Count how many lines of the data include "Getting". The answer is that number and nothing else.
-- START The data --
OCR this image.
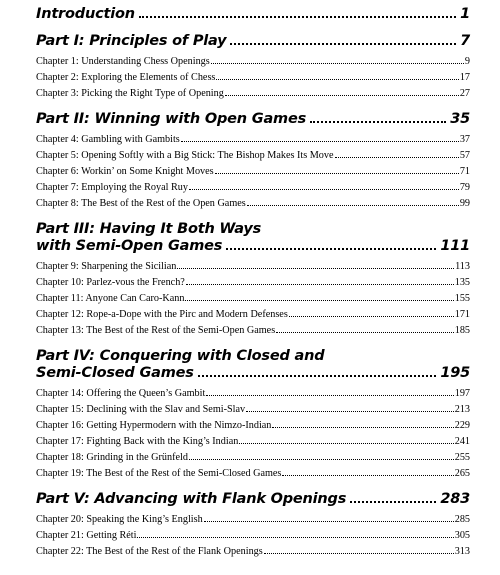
Introduction	1
Part I: Principles of Play	7
Chapter 1: Understanding Chess Openings	9
Chapter 2: Exploring the Elements of Chess	17
Chapter 3: Picking the Right Type of Opening	27
Part II: Winning with Open Games	35
Chapter 4: Gambling with Gambits	37
Chapter 5: Opening Softly with a Big Stick: The Bishop Makes Its Move	57
Chapter 6: Workin’ on Some Knight Moves	71
Chapter 7: Employing the Royal Ruy	79
Chapter 8: The Best of the Rest of the Open Games	99
Part III: Having It Both Ways
with Semi-Open Games	111
Chapter 9: Sharpening the Sicilian	113
Chapter 10: Parlez-vous the French?	135
Chapter 11: Anyone Can Caro-Kann	155
Chapter 12: Rope-a-Dope with the Pirc and Modern Defenses	171
Chapter 13: The Best of the Rest of the Semi-Open Games	185
Part IV: Conquering with Closed and
Semi-Closed Games	195
Chapter 14: Offering the Queen’s Gambit	197
Chapter 15: Declining with the Slav and Semi-Slav	213
Chapter 16: Getting Hypermodern with the Nimzo-Indian	229
Chapter 17: Fighting Back with the King’s Indian	241
Chapter 18: Grinding in the Grünfeld	255
Chapter 19: The Best of the Rest of the Semi-Closed Games	265
Part V: Advancing with Flank Openings	283
Chapter 20: Speaking the King’s English	285
Chapter 21: Getting Réti	305
Chapter 22: The Best of the Rest of the Flank Openings	313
-- END The data --
:: In response ::
2